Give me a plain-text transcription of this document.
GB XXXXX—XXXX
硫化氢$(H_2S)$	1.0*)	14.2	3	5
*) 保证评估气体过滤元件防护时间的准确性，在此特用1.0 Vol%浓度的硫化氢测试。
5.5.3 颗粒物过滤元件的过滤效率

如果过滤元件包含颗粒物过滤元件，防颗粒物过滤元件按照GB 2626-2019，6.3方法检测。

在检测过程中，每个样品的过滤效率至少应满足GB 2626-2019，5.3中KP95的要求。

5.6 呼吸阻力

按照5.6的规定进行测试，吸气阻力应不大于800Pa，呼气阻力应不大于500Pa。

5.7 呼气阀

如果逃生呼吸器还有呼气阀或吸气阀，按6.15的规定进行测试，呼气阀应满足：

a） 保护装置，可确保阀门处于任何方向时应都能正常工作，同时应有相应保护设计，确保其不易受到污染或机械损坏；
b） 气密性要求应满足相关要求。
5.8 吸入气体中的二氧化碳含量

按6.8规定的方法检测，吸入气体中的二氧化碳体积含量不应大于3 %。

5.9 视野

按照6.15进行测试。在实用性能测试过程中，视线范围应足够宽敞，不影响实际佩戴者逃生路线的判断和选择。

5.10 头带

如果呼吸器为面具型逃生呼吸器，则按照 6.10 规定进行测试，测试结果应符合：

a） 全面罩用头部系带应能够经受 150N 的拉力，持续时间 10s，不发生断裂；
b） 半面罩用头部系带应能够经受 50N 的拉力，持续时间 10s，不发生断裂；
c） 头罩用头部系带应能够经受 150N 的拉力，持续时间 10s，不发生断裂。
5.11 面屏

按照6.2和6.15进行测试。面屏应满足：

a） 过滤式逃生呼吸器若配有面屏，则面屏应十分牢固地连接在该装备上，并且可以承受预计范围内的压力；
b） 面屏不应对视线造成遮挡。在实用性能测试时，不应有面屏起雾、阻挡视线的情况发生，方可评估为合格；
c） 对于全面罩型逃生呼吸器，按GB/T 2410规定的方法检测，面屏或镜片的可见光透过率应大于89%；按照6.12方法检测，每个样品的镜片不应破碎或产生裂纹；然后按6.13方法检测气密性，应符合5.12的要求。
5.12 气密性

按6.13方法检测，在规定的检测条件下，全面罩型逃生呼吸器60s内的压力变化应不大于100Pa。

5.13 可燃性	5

• • •

| What is expected |
Locate the string "不发生断裂" in the listing above and copy every line where it occurs.

| Full response |
a） 全面罩用头部系带应能够经受 150N 的拉力，持续时间 10s，不发生断裂；
b） 半面罩用头部系带应能够经受 50N 的拉力，持续时间 10s，不发生断裂；
c） 头罩用头部系带应能够经受 150N 的拉力，持续时间 10s，不发生断裂。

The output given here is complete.